■ GIVEN TASK
Wherever "Workshop" appears in a line, copy that line.

■ AVAILABLE DATA
--------------------------------------------------

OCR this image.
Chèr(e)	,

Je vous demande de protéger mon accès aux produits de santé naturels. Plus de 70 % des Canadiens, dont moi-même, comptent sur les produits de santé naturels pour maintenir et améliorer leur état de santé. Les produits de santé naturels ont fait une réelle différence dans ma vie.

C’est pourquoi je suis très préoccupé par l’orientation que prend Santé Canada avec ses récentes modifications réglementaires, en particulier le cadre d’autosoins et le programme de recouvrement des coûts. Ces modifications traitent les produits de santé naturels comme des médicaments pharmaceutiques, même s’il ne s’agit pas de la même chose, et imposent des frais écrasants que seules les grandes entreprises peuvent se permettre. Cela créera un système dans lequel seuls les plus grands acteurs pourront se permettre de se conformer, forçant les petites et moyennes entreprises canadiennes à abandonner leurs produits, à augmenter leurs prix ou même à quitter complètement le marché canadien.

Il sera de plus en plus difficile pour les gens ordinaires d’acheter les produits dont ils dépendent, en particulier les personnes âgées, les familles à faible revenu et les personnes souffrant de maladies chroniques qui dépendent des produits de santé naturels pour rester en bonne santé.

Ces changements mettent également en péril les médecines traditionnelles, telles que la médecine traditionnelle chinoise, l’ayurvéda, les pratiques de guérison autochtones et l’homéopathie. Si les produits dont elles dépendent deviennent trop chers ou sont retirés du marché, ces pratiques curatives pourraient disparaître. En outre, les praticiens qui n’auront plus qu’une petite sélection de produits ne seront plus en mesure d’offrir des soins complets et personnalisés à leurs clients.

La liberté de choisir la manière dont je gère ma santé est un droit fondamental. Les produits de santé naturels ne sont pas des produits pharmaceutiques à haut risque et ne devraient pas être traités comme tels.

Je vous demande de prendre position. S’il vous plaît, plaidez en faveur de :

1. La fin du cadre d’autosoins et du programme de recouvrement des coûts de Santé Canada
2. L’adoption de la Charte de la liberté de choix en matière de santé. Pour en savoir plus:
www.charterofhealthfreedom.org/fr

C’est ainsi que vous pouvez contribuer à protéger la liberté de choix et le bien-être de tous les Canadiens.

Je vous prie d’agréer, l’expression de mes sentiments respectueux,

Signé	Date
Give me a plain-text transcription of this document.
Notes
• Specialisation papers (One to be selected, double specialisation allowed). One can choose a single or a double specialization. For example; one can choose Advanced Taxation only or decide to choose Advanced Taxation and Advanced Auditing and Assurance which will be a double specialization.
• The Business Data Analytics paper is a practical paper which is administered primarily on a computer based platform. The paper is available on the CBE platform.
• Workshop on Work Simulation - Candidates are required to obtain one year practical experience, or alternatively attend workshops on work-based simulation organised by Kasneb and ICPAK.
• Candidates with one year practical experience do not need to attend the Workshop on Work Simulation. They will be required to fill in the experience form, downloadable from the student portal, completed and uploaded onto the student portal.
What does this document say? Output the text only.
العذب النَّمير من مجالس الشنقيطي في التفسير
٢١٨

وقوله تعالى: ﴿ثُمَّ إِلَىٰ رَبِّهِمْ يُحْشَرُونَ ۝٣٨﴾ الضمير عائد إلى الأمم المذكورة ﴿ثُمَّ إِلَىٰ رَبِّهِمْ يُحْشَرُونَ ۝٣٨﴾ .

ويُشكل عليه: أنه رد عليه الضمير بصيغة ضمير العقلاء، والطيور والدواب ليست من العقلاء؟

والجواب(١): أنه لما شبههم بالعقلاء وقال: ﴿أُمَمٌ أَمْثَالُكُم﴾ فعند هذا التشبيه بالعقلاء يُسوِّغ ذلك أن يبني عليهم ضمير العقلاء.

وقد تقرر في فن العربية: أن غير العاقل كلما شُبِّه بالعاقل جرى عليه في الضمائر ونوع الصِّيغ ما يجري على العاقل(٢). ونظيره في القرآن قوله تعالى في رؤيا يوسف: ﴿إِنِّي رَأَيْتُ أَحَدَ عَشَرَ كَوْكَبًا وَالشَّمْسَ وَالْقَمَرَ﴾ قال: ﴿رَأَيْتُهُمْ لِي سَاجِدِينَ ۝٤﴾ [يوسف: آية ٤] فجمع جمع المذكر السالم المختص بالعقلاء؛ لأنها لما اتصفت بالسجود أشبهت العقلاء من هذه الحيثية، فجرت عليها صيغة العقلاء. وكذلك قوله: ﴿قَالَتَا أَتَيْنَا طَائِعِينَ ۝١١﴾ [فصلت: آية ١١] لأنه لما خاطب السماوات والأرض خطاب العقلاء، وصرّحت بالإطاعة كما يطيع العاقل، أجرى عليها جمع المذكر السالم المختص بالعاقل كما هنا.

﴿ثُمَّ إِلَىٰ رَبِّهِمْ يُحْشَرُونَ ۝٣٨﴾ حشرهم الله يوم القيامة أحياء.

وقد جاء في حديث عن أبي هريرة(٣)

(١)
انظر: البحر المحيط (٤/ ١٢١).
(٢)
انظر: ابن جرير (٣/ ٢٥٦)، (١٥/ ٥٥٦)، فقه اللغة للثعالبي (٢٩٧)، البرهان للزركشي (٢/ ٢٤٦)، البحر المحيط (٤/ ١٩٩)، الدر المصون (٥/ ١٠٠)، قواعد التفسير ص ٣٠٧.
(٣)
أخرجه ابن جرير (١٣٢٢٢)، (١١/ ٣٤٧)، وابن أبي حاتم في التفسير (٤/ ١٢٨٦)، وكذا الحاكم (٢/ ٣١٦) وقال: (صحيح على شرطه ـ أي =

--------------------------------------------------

■ REPLY TO THE TASK
• Workshop on Work Simulation - Candidates are required to obtain one year practical experience, or alternatively attend workshops on work-based simulation organised by Kasneb and ICPAK.
• Candidates with one year practical experience do not need to attend the Workshop on Work Simulation. They will be required to fill in the experience form, downloadable from the student portal, completed and uploaded onto the student portal.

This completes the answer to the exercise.